### WHAT IS ASKED:
Transcribe the entries below exactly.

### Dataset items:
....
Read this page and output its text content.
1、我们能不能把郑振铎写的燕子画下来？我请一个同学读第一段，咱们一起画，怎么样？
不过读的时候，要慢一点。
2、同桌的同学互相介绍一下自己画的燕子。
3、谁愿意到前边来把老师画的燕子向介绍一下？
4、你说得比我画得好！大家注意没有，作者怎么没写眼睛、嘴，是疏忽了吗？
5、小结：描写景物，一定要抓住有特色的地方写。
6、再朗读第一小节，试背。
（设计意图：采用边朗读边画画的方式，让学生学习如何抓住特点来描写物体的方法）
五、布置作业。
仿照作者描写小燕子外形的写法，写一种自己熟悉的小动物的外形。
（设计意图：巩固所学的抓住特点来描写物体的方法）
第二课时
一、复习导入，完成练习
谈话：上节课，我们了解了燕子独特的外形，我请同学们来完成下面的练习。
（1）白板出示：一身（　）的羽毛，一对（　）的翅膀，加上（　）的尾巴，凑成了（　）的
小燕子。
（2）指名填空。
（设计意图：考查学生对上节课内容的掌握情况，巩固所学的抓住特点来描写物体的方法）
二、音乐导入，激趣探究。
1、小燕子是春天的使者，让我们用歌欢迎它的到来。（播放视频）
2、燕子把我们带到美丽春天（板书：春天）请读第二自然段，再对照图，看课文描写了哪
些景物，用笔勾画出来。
....
### SOLUTION FOR THIS TASK:
Read this page and output its text content.
1、我们能不能把郑振铎写的燕子画下来？我请一个同学读第一段，咱们一起画，怎么样？
不过读的时候，要慢一点。
2、同桌的同学互相介绍一下自己画的燕子。
3、谁愿意到前边来把老师画的燕子向介绍一下？
4、你说得比我画得好！大家注意没有，作者怎么没写眼睛、嘴，是疏忽了吗？
5、小结：描写景物，一定要抓住有特色的地方写。
6、再朗读第一小节，试背。
（设计意图：采用边朗读边画画的方式，让学生学习如何抓住特点来描写物体的方法）
五、布置作业。
仿照作者描写小燕子外形的写法，写一种自己熟悉的小动物的外形。
（设计意图：巩固所学的抓住特点来描写物体的方法）
第二课时
一、复习导入，完成练习
谈话：上节课，我们了解了燕子独特的外形，我请同学们来完成下面的练习。
（1）白板出示：一身（　）的羽毛，一对（　）的翅膀，加上（　）的尾巴，凑成了（　）的
小燕子。
（2）指名填空。
（设计意图：考查学生对上节课内容的掌握情况，巩固所学的抓住特点来描写物体的方法）
二、音乐导入，激趣探究。
1、小燕子是春天的使者，让我们用歌欢迎它的到来。（播放视频）
2、燕子把我们带到美丽春天（板书：春天）请读第二自然段，再对照图，看课文描写了哪
些景物，用笔勾画出来。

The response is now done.